__Work to do__
Copy every entry word for word, but skip the pictures.
○ ○ ○ ○
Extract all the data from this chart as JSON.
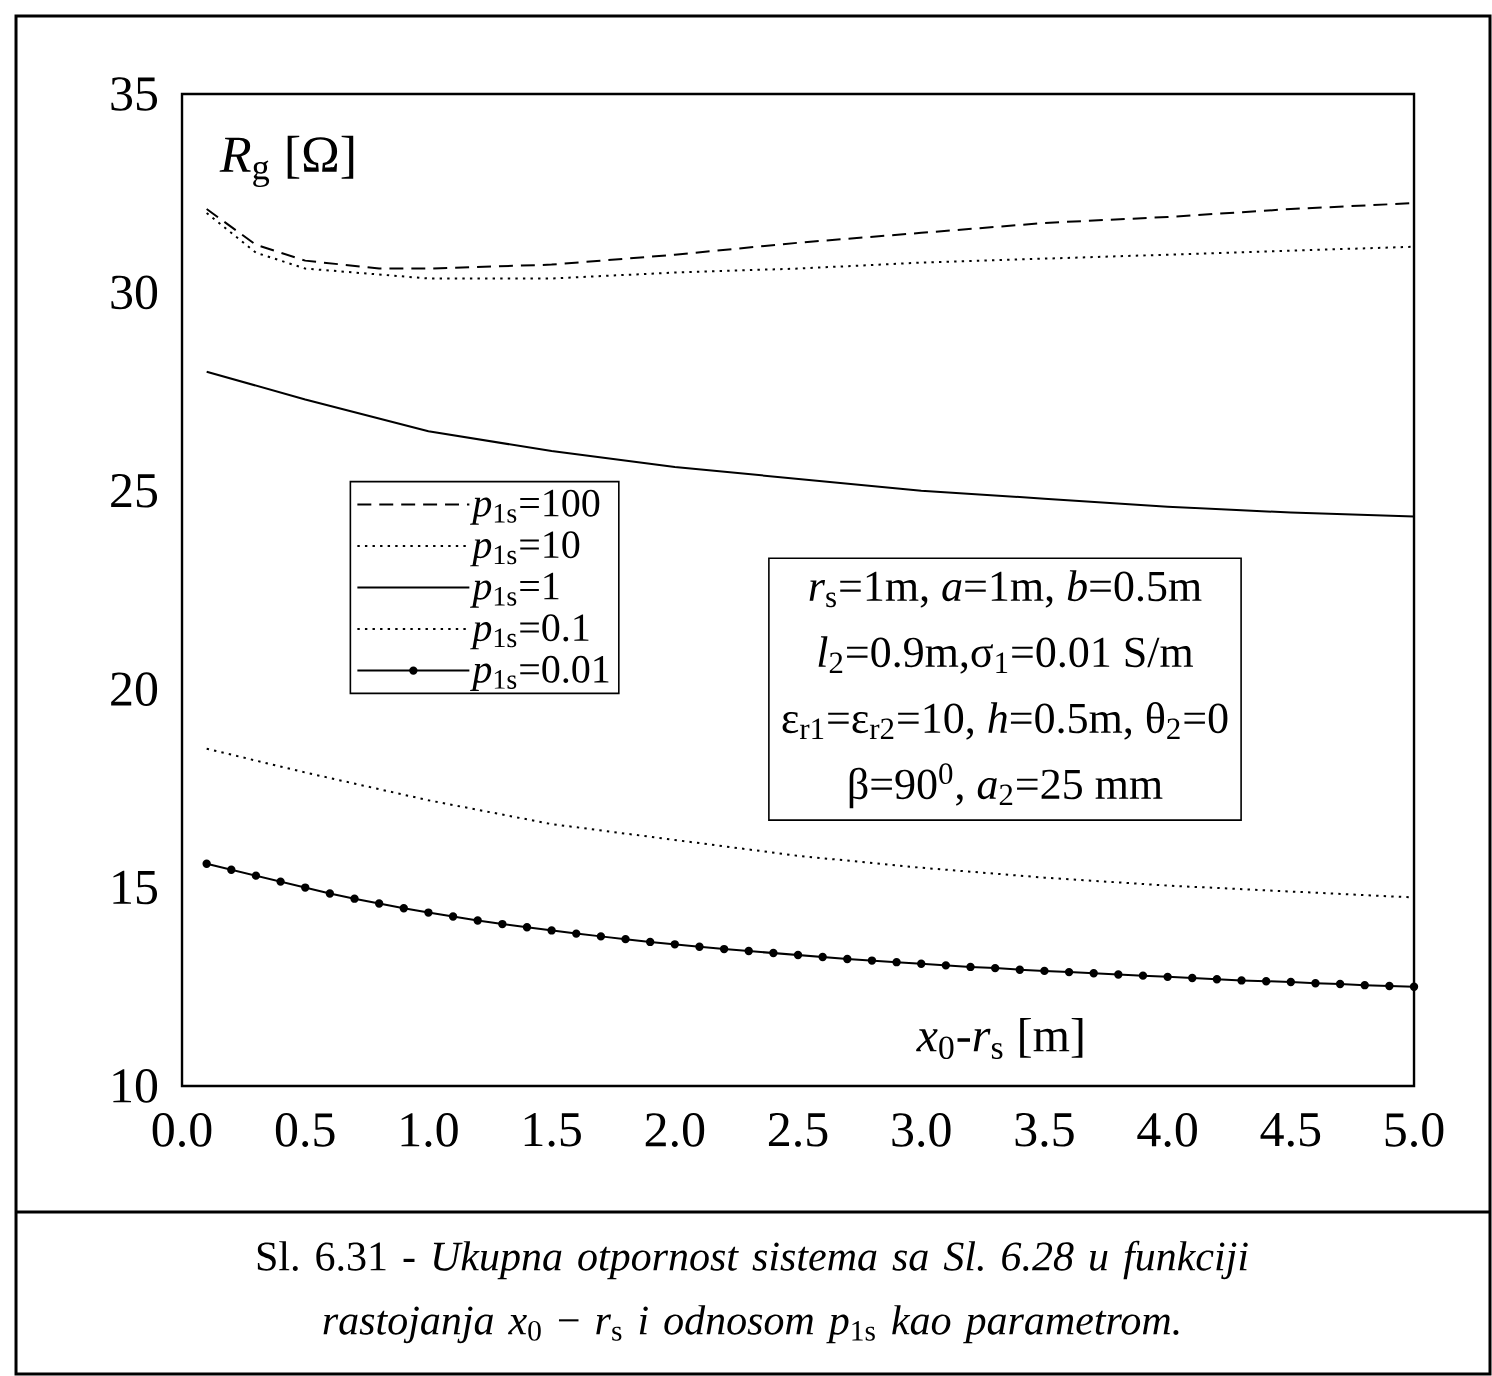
{
  "chart_data": {
    "type": "line",
    "title": "Sl. 6.31 - *Ukupna otpornost sistema sa Sl. 6.28 u funkciji rastojanja* *x*$_{0}$ − *r*$_{s}$ *i odnosom* *p*$_{1s}$ *kao parametrom.*",
    "xlabel": "*x*$_{0}$-*r*$_{s}$ [m]",
    "ylabel": "*R*$_{g}$ [Ω]",
    "annotations": [
      "*r*$_{s}$=1m, *a*=1m, *b*=0.5m",
      "*l*$_{2}$=0.9m,σ$_{1}$=0.01 S/m",
      "ε$_{r1}$=ε$_{r2}$=10, *h*=0.5m, θ$_{2}$=0",
      "β=90$^{0}$, *a*$_{2}$=25 mm"
    ],
    "xlim": [
      0,
      5
    ],
    "ylim": [
      10,
      35
    ],
    "xticks": [
      {
        "value": 0,
        "label": "0.0"
      },
      0.5,
      {
        "value": 1,
        "label": "1.0"
      },
      1.5,
      {
        "value": 2,
        "label": "2.0"
      },
      2.5,
      {
        "value": 3,
        "label": "3.0"
      },
      3.5,
      {
        "value": 4,
        "label": "4.0"
      },
      4.5,
      {
        "value": 5,
        "label": "5.0"
      }
    ],
    "yticks": [
      10,
      15,
      20,
      25,
      30,
      35
    ],
    "legend": "left",
    "grid": false,
    "series": [
      {
        "name": "*p*$_{1s}$=100",
        "color": "#000000",
        "line_style": "dashed",
        "marker": "none",
        "x": [
          0.1,
          0.3,
          0.5,
          0.8,
          1.0,
          1.5,
          2.0,
          2.5,
          3.0,
          3.5,
          4.0,
          4.5,
          5.0
        ],
        "values": [
          32.1,
          31.2,
          30.8,
          30.6,
          30.6,
          30.7,
          30.95,
          31.25,
          31.5,
          31.75,
          31.9,
          32.1,
          32.25
        ]
      },
      {
        "name": "*p*$_{1s}$=10",
        "color": "#000000",
        "line_style": "dotted",
        "marker": "none",
        "x": [
          0.1,
          0.3,
          0.5,
          1.0,
          1.5,
          2.0,
          2.5,
          3.0,
          3.5,
          4.0,
          4.5,
          5.0
        ],
        "values": [
          32.0,
          31.0,
          30.6,
          30.35,
          30.35,
          30.5,
          30.6,
          30.75,
          30.85,
          30.95,
          31.05,
          31.15
        ]
      },
      {
        "name": "*p*$_{1s}$=1",
        "color": "#000000",
        "line_style": "solid",
        "marker": "none",
        "x": [
          0.1,
          0.5,
          1.0,
          1.5,
          2.0,
          2.5,
          3.0,
          3.5,
          4.0,
          4.5,
          5.0
        ],
        "values": [
          28.0,
          27.3,
          26.5,
          26.0,
          25.6,
          25.3,
          25.0,
          24.8,
          24.6,
          24.45,
          24.35
        ]
      },
      {
        "name": "*p*$_{1s}$=0.1",
        "color": "#000000",
        "line_style": "dotted",
        "marker": "none",
        "x": [
          0.1,
          0.5,
          1.0,
          1.5,
          2.0,
          2.5,
          3.0,
          3.5,
          4.0,
          4.5,
          5.0
        ],
        "values": [
          18.5,
          17.9,
          17.2,
          16.6,
          16.2,
          15.8,
          15.5,
          15.25,
          15.05,
          14.9,
          14.75
        ]
      },
      {
        "name": "*p*$_{1s}$=0.01",
        "color": "#000000",
        "line_style": "solid",
        "marker": "circle",
        "x": [
          0.1,
          0.2,
          0.3,
          0.4,
          0.5,
          0.6,
          0.7,
          0.8,
          0.9,
          1.0,
          1.1,
          1.2,
          1.3,
          1.4,
          1.5,
          1.6,
          1.7,
          1.8,
          1.9,
          2.0,
          2.1,
          2.2,
          2.3,
          2.4,
          2.5,
          2.6,
          2.7,
          2.8,
          2.9,
          3.0,
          3.1,
          3.2,
          3.3,
          3.4,
          3.5,
          3.6,
          3.7,
          3.8,
          3.9,
          4.0,
          4.1,
          4.2,
          4.3,
          4.4,
          4.5,
          4.6,
          4.7,
          4.8,
          4.9,
          5.0
        ],
        "values": [
          15.6,
          15.45,
          15.3,
          15.15,
          15.0,
          14.85,
          14.72,
          14.6,
          14.48,
          14.37,
          14.27,
          14.17,
          14.08,
          14.0,
          13.92,
          13.84,
          13.77,
          13.7,
          13.63,
          13.57,
          13.51,
          13.45,
          13.4,
          13.35,
          13.3,
          13.25,
          13.2,
          13.16,
          13.12,
          13.08,
          13.04,
          13.0,
          12.97,
          12.93,
          12.9,
          12.87,
          12.84,
          12.81,
          12.78,
          12.75,
          12.72,
          12.69,
          12.66,
          12.64,
          12.62,
          12.59,
          12.57,
          12.54,
          12.52,
          12.5
        ]
      }
    ]
  }
}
○ ○ ○ ○
__Task solution__
Extract all the data from this chart as JSON.
{
  "chart_data": {
    "type": "line",
    "title": "Sl. 6.31 - *Ukupna otpornost sistema sa Sl. 6.28 u funkciji rastojanja* *x*$_{0}$ − *r*$_{s}$ *i odnosom* *p*$_{1s}$ *kao parametrom.*",
    "xlabel": "*x*$_{0}$-*r*$_{s}$ [m]",
    "ylabel": "*R*$_{g}$ [Ω]",
    "annotations": [
      "*r*$_{s}$=1m, *a*=1m, *b*=0.5m",
      "*l*$_{2}$=0.9m,σ$_{1}$=0.01 S/m",
      "ε$_{r1}$=ε$_{r2}$=10, *h*=0.5m, θ$_{2}$=0",
      "β=90$^{0}$, *a*$_{2}$=25 mm"
    ],
    "xlim": [
      0,
      5
    ],
    "ylim": [
      10,
      35
    ],
    "xticks": [
      {
        "value": 0,
        "label": "0.0"
      },
      0.5,
      {
        "value": 1,
        "label": "1.0"
      },
      1.5,
      {
        "value": 2,
        "label": "2.0"
      },
      2.5,
      {
        "value": 3,
        "label": "3.0"
      },
      3.5,
      {
        "value": 4,
        "label": "4.0"
      },
      4.5,
      {
        "value": 5,
        "label": "5.0"
      }
    ],
    "yticks": [
      10,
      15,
      20,
      25,
      30,
      35
    ],
    "legend": "left",
    "grid": false,
    "series": [
      {
        "name": "*p*$_{1s}$=100",
        "color": "#000000",
        "line_style": "dashed",
        "marker": "none",
        "x": [
          0.1,
          0.3,
          0.5,
          0.8,
          1.0,
          1.5,
          2.0,
          2.5,
          3.0,
          3.5,
          4.0,
          4.5,
          5.0
        ],
        "values": [
          32.1,
          31.2,
          30.8,
          30.6,
          30.6,
          30.7,
          30.95,
          31.25,
          31.5,
          31.75,
          31.9,
          32.1,
          32.25
        ]
      },
      {
        "name": "*p*$_{1s}$=10",
        "color": "#000000",
        "line_style": "dotted",
        "marker": "none",
        "x": [
          0.1,
          0.3,
          0.5,
          1.0,
          1.5,
          2.0,
          2.5,
          3.0,
          3.5,
          4.0,
          4.5,
          5.0
        ],
        "values": [
          32.0,
          31.0,
          30.6,
          30.35,
          30.35,
          30.5,
          30.6,
          30.75,
          30.85,
          30.95,
          31.05,
          31.15
        ]
      },
      {
        "name": "*p*$_{1s}$=1",
        "color": "#000000",
        "line_style": "solid",
        "marker": "none",
        "x": [
          0.1,
          0.5,
          1.0,
          1.5,
          2.0,
          2.5,
          3.0,
          3.5,
          4.0,
          4.5,
          5.0
        ],
        "values": [
          28.0,
          27.3,
          26.5,
          26.0,
          25.6,
          25.3,
          25.0,
          24.8,
          24.6,
          24.45,
          24.35
        ]
      },
      {
        "name": "*p*$_{1s}$=0.1",
        "color": "#000000",
        "line_style": "dotted",
        "marker": "none",
        "x": [
          0.1,
          0.5,
          1.0,
          1.5,
          2.0,
          2.5,
          3.0,
          3.5,
          4.0,
          4.5,
          5.0
        ],
        "values": [
          18.5,
          17.9,
          17.2,
          16.6,
          16.2,
          15.8,
          15.5,
          15.25,
          15.05,
          14.9,
          14.75
        ]
      },
      {
        "name": "*p*$_{1s}$=0.01",
        "color": "#000000",
        "line_style": "solid",
        "marker": "circle",
        "x": [
          0.1,
          0.2,
          0.3,
          0.4,
          0.5,
          0.6,
          0.7,
          0.8,
          0.9,
          1.0,
          1.1,
          1.2,
          1.3,
          1.4,
          1.5,
          1.6,
          1.7,
          1.8,
          1.9,
          2.0,
          2.1,
          2.2,
          2.3,
          2.4,
          2.5,
          2.6,
          2.7,
          2.8,
          2.9,
          3.0,
          3.1,
          3.2,
          3.3,
          3.4,
          3.5,
          3.6,
          3.7,
          3.8,
          3.9,
          4.0,
          4.1,
          4.2,
          4.3,
          4.4,
          4.5,
          4.6,
          4.7,
          4.8,
          4.9,
          5.0
        ],
        "values": [
          15.6,
          15.45,
          15.3,
          15.15,
          15.0,
          14.85,
          14.72,
          14.6,
          14.48,
          14.37,
          14.27,
          14.17,
          14.08,
          14.0,
          13.92,
          13.84,
          13.77,
          13.7,
          13.63,
          13.57,
          13.51,
          13.45,
          13.4,
          13.35,
          13.3,
          13.25,
          13.2,
          13.16,
          13.12,
          13.08,
          13.04,
          13.0,
          12.97,
          12.93,
          12.9,
          12.87,
          12.84,
          12.81,
          12.78,
          12.75,
          12.72,
          12.69,
          12.66,
          12.64,
          12.62,
          12.59,
          12.57,
          12.54,
          12.52,
          12.5
        ]
      }
    ]
  }
}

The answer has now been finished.